GIVEN REQUEST
Go through the records line by line and work out how many lines hold the word "name". Answer with the number only.

»»

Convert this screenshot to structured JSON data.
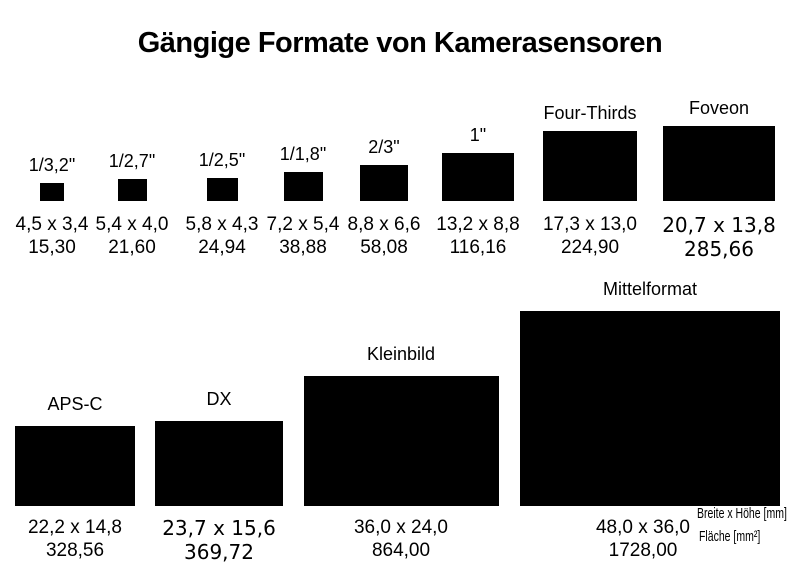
{
  "chart_data": {
    "type": "size-comparison",
    "title": "Gängige Formate von Kamerasensoren",
    "unit": "mm",
    "value_labels": {
      "dimensions": "Breite x Höhe [mm]",
      "area": "Fläche [mm²]"
    },
    "colors": {
      "background": "#ffffff",
      "sensor_fill": "#000000",
      "text": "#000000"
    },
    "sensors_row1": [
      {
        "label": "1/3,2\"",
        "width_mm": 4.5,
        "height_mm": 3.4,
        "dims": "4,5 x 3,4",
        "area": "15,30"
      },
      {
        "label": "1/2,7\"",
        "width_mm": 5.4,
        "height_mm": 4.0,
        "dims": "5,4 x 4,0",
        "area": "21,60"
      },
      {
        "label": "1/2,5\"",
        "width_mm": 5.8,
        "height_mm": 4.3,
        "dims": "5,8 x 4,3",
        "area": "24,94"
      },
      {
        "label": "1/1,8\"",
        "width_mm": 7.2,
        "height_mm": 5.4,
        "dims": "7,2 x 5,4",
        "area": "38,88"
      },
      {
        "label": "2/3\"",
        "width_mm": 8.8,
        "height_mm": 6.6,
        "dims": "8,8 x 6,6",
        "area": "58,08"
      },
      {
        "label": "1\"",
        "width_mm": 13.2,
        "height_mm": 8.8,
        "dims": "13,2 x 8,8",
        "area": "116,16"
      },
      {
        "label": "Four-Thirds",
        "width_mm": 17.3,
        "height_mm": 13.0,
        "dims": "17,3 x 13,0",
        "area": "224,90"
      },
      {
        "label": "Foveon",
        "width_mm": 20.7,
        "height_mm": 13.8,
        "dims": "20,7 x 13,8",
        "area": "285,66"
      }
    ],
    "sensors_row2": [
      {
        "label": "APS-C",
        "width_mm": 22.2,
        "height_mm": 14.8,
        "dims": "22,2 x 14,8",
        "area": "328,56"
      },
      {
        "label": "DX",
        "width_mm": 23.7,
        "height_mm": 15.6,
        "dims": "23,7 x 15,6",
        "area": "369,72"
      },
      {
        "label": "Kleinbild",
        "width_mm": 36.0,
        "height_mm": 24.0,
        "dims": "36,0 x 24,0",
        "area": "864,00"
      },
      {
        "label": "Mittelformat",
        "width_mm": 48.0,
        "height_mm": 36.0,
        "dims": "48,0 x 36,0",
        "area": "1728,00"
      }
    ]
  }
}
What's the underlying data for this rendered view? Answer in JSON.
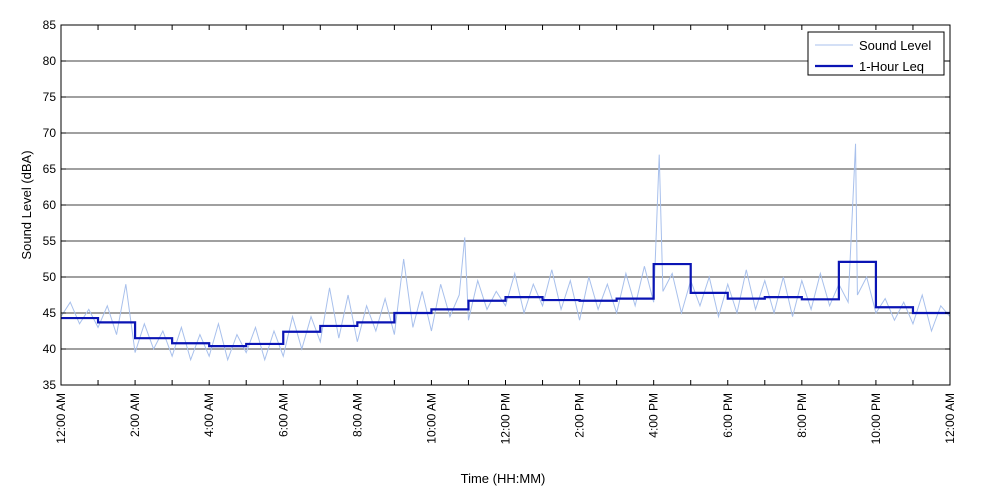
{
  "chart_data": {
    "type": "line",
    "title": "",
    "xlabel": "Time (HH:MM)",
    "ylabel": "Sound Level (dBA)",
    "ylim": [
      35,
      85
    ],
    "yticks": [
      35,
      40,
      45,
      50,
      55,
      60,
      65,
      70,
      75,
      80,
      85
    ],
    "xlim_hours": [
      0,
      24
    ],
    "xtick_labels": [
      "12:00 AM",
      "2:00 AM",
      "4:00 AM",
      "6:00 AM",
      "8:00 AM",
      "10:00 AM",
      "12:00 PM",
      "2:00 PM",
      "4:00 PM",
      "6:00 PM",
      "8:00 PM",
      "10:00 PM",
      "12:00 AM"
    ],
    "xtick_hours": [
      0,
      2,
      4,
      6,
      8,
      10,
      12,
      14,
      16,
      18,
      20,
      22,
      24
    ],
    "grid": "horizontal",
    "legend_position": "top-right",
    "colors": {
      "sound_level": "#a8c0ec",
      "leq": "#0a14b4",
      "grid": "#000000"
    },
    "series": [
      {
        "name": "Sound Level",
        "x_hours": [
          0.0,
          0.25,
          0.5,
          0.75,
          1.0,
          1.25,
          1.5,
          1.75,
          2.0,
          2.25,
          2.5,
          2.75,
          3.0,
          3.25,
          3.5,
          3.75,
          4.0,
          4.25,
          4.5,
          4.75,
          5.0,
          5.25,
          5.5,
          5.75,
          6.0,
          6.25,
          6.5,
          6.75,
          7.0,
          7.25,
          7.5,
          7.75,
          8.0,
          8.25,
          8.5,
          8.75,
          9.0,
          9.25,
          9.5,
          9.75,
          10.0,
          10.25,
          10.5,
          10.75,
          10.9,
          11.0,
          11.25,
          11.5,
          11.75,
          12.0,
          12.25,
          12.5,
          12.75,
          13.0,
          13.25,
          13.5,
          13.75,
          14.0,
          14.25,
          14.5,
          14.75,
          15.0,
          15.25,
          15.5,
          15.75,
          16.0,
          16.15,
          16.25,
          16.5,
          16.75,
          17.0,
          17.25,
          17.5,
          17.75,
          18.0,
          18.25,
          18.5,
          18.75,
          19.0,
          19.25,
          19.5,
          19.75,
          20.0,
          20.25,
          20.5,
          20.75,
          21.0,
          21.25,
          21.45,
          21.5,
          21.75,
          22.0,
          22.25,
          22.5,
          22.75,
          23.0,
          23.25,
          23.5,
          23.75,
          24.0
        ],
        "values": [
          44.5,
          46.5,
          43.5,
          45.5,
          43.0,
          46.0,
          42.0,
          49.0,
          39.5,
          43.5,
          40.0,
          42.5,
          39.0,
          43.0,
          38.5,
          42.0,
          39.0,
          43.5,
          38.5,
          42.0,
          39.5,
          43.0,
          38.5,
          42.5,
          39.0,
          44.5,
          40.0,
          44.5,
          41.0,
          48.5,
          41.5,
          47.5,
          41.0,
          46.0,
          42.5,
          47.0,
          42.0,
          52.5,
          43.0,
          48.0,
          42.5,
          49.0,
          44.5,
          47.5,
          55.5,
          44.0,
          49.5,
          45.5,
          48.0,
          46.0,
          50.5,
          45.0,
          49.0,
          46.0,
          51.0,
          45.5,
          49.5,
          44.0,
          50.0,
          45.5,
          49.0,
          45.0,
          50.5,
          46.0,
          51.5,
          46.5,
          67.0,
          48.0,
          50.5,
          45.0,
          49.5,
          46.0,
          50.0,
          44.5,
          49.0,
          45.0,
          51.0,
          45.5,
          49.5,
          45.0,
          50.0,
          44.5,
          49.5,
          45.5,
          50.5,
          46.0,
          49.0,
          46.5,
          68.5,
          47.5,
          50.0,
          45.0,
          47.0,
          44.0,
          46.5,
          43.5,
          47.5,
          42.5,
          46.0,
          44.5
        ]
      },
      {
        "name": "1-Hour Leq",
        "step_start_hours": [
          0,
          1,
          2,
          3,
          4,
          5,
          6,
          7,
          8,
          9,
          10,
          11,
          12,
          13,
          14,
          15,
          16,
          17,
          18,
          19,
          20,
          21,
          22,
          23
        ],
        "values": [
          44.3,
          43.7,
          41.5,
          40.8,
          40.4,
          40.7,
          42.4,
          43.2,
          43.7,
          45.0,
          45.5,
          46.7,
          47.2,
          46.8,
          46.7,
          47.0,
          51.8,
          47.8,
          47.0,
          47.2,
          46.9,
          52.1,
          45.8,
          45.0
        ]
      }
    ]
  }
}
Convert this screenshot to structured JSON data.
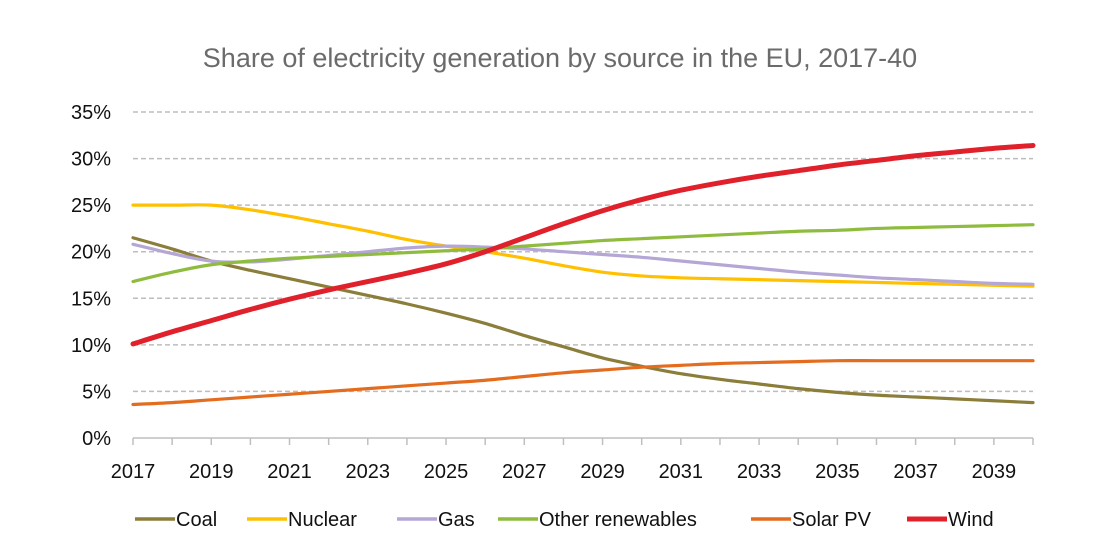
{
  "chart_data": {
    "type": "line",
    "title": "Share of electricity generation by source in the EU, 2017-40",
    "xlabel": "",
    "ylabel": "",
    "x_tick_labels": [
      "2017",
      "2019",
      "2021",
      "2023",
      "2025",
      "2027",
      "2029",
      "2031",
      "2033",
      "2035",
      "2037",
      "2039"
    ],
    "y_tick_labels": [
      "0%",
      "5%",
      "10%",
      "15%",
      "20%",
      "25%",
      "30%",
      "35%"
    ],
    "xlim": [
      2017,
      2040
    ],
    "ylim": [
      0,
      35
    ],
    "grid": "horizontal dashed",
    "legend_position": "bottom",
    "x": [
      2017,
      2018,
      2019,
      2020,
      2021,
      2022,
      2023,
      2024,
      2025,
      2026,
      2027,
      2028,
      2029,
      2030,
      2031,
      2032,
      2033,
      2034,
      2035,
      2036,
      2037,
      2038,
      2039,
      2040
    ],
    "series": [
      {
        "name": "Coal",
        "color": "#8b7d3a",
        "values": [
          21.5,
          20.3,
          19.0,
          18.0,
          17.1,
          16.2,
          15.3,
          14.4,
          13.4,
          12.3,
          11.0,
          9.8,
          8.6,
          7.7,
          6.9,
          6.3,
          5.8,
          5.3,
          4.9,
          4.6,
          4.4,
          4.2,
          4.0,
          3.8
        ]
      },
      {
        "name": "Nuclear",
        "color": "#ffc000",
        "values": [
          25.0,
          25.0,
          25.0,
          24.5,
          23.8,
          23.0,
          22.2,
          21.3,
          20.6,
          20.0,
          19.3,
          18.5,
          17.8,
          17.4,
          17.2,
          17.1,
          17.0,
          16.9,
          16.8,
          16.7,
          16.6,
          16.5,
          16.4,
          16.3
        ]
      },
      {
        "name": "Gas",
        "color": "#b4a7d6",
        "values": [
          20.8,
          19.8,
          19.0,
          18.9,
          19.2,
          19.6,
          20.0,
          20.4,
          20.6,
          20.5,
          20.3,
          20.0,
          19.7,
          19.4,
          19.0,
          18.6,
          18.2,
          17.8,
          17.5,
          17.2,
          17.0,
          16.8,
          16.6,
          16.5
        ]
      },
      {
        "name": "Other renewables",
        "color": "#8fbc3f",
        "values": [
          16.8,
          17.8,
          18.6,
          19.0,
          19.3,
          19.5,
          19.7,
          19.9,
          20.1,
          20.3,
          20.6,
          20.9,
          21.2,
          21.4,
          21.6,
          21.8,
          22.0,
          22.2,
          22.3,
          22.5,
          22.6,
          22.7,
          22.8,
          22.9
        ]
      },
      {
        "name": "Solar PV",
        "color": "#e36c1e",
        "values": [
          3.6,
          3.8,
          4.1,
          4.4,
          4.7,
          5.0,
          5.3,
          5.6,
          5.9,
          6.2,
          6.6,
          7.0,
          7.3,
          7.6,
          7.8,
          8.0,
          8.1,
          8.2,
          8.3,
          8.3,
          8.3,
          8.3,
          8.3,
          8.3
        ]
      },
      {
        "name": "Wind",
        "color": "#e0202a",
        "values": [
          10.1,
          11.4,
          12.6,
          13.8,
          14.9,
          15.9,
          16.8,
          17.7,
          18.7,
          20.0,
          21.5,
          23.0,
          24.4,
          25.6,
          26.6,
          27.4,
          28.1,
          28.7,
          29.3,
          29.8,
          30.3,
          30.7,
          31.1,
          31.4
        ]
      }
    ]
  }
}
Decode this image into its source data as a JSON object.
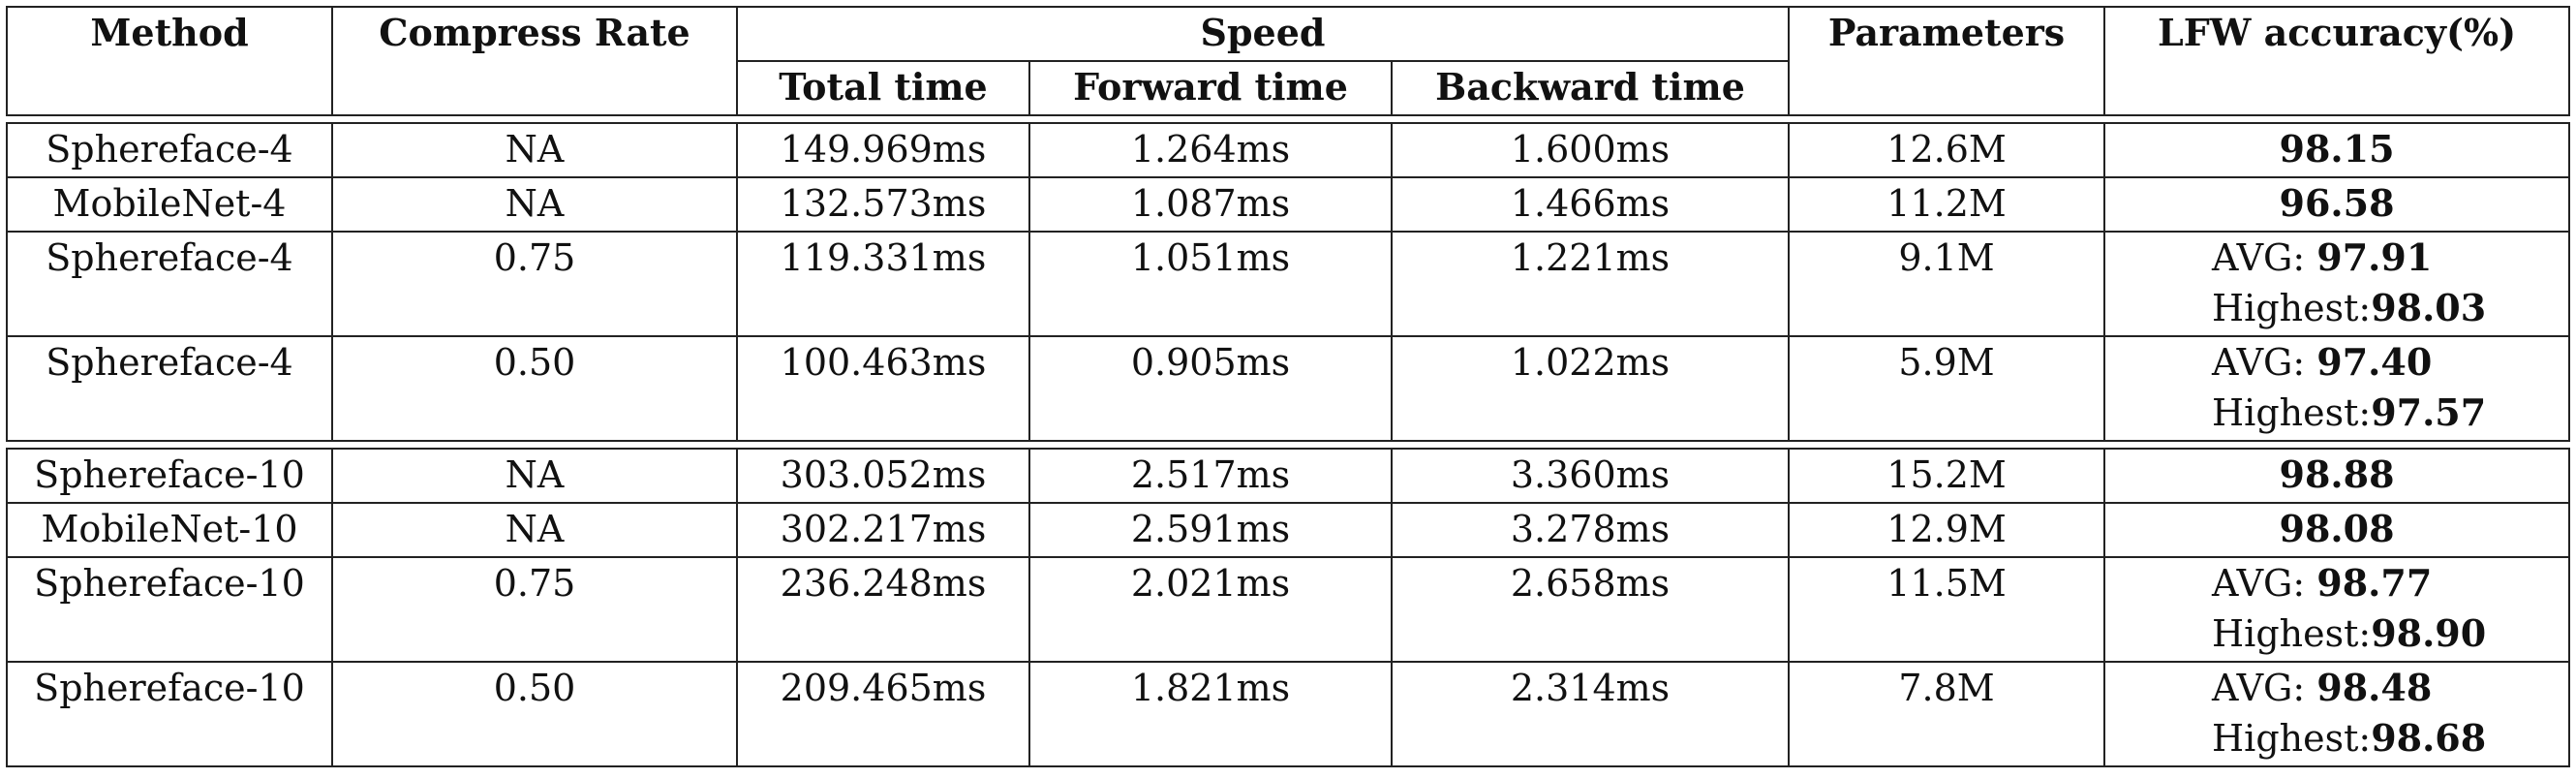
{
  "headers": {
    "method": "Method",
    "compress_rate": "Compress Rate",
    "speed": "Speed",
    "total_time": "Total time",
    "forward_time": "Forward time",
    "backward_time": "Backward time",
    "parameters": "Parameters",
    "lfw_accuracy": "LFW accuracy(%)"
  },
  "labels": {
    "avg": "AVG: ",
    "highest": "Highest:"
  },
  "group1": [
    {
      "method": "Sphereface-4",
      "rate": "NA",
      "total": "149.969ms",
      "forward": "1.264ms",
      "backward": "1.600ms",
      "params": "12.6M",
      "acc": "98.15"
    },
    {
      "method": "MobileNet-4",
      "rate": "NA",
      "total": "132.573ms",
      "forward": "1.087ms",
      "backward": "1.466ms",
      "params": "11.2M",
      "acc": "96.58"
    },
    {
      "method": "Sphereface-4",
      "rate": "0.75",
      "total": "119.331ms",
      "forward": "1.051ms",
      "backward": "1.221ms",
      "params": "9.1M",
      "avg": "97.91",
      "highest": "98.03"
    },
    {
      "method": "Sphereface-4",
      "rate": "0.50",
      "total": "100.463ms",
      "forward": "0.905ms",
      "backward": "1.022ms",
      "params": "5.9M",
      "avg": "97.40",
      "highest": "97.57"
    }
  ],
  "group2": [
    {
      "method": "Sphereface-10",
      "rate": "NA",
      "total": "303.052ms",
      "forward": "2.517ms",
      "backward": "3.360ms",
      "params": "15.2M",
      "acc": "98.88"
    },
    {
      "method": "MobileNet-10",
      "rate": "NA",
      "total": "302.217ms",
      "forward": "2.591ms",
      "backward": "3.278ms",
      "params": "12.9M",
      "acc": "98.08"
    },
    {
      "method": "Sphereface-10",
      "rate": "0.75",
      "total": "236.248ms",
      "forward": "2.021ms",
      "backward": "2.658ms",
      "params": "11.5M",
      "avg": "98.77",
      "highest": "98.90"
    },
    {
      "method": "Sphereface-10",
      "rate": "0.50",
      "total": "209.465ms",
      "forward": "1.821ms",
      "backward": "2.314ms",
      "params": "7.8M",
      "avg": "98.48",
      "highest": "98.68"
    }
  ]
}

««

TASK SOLUTION
8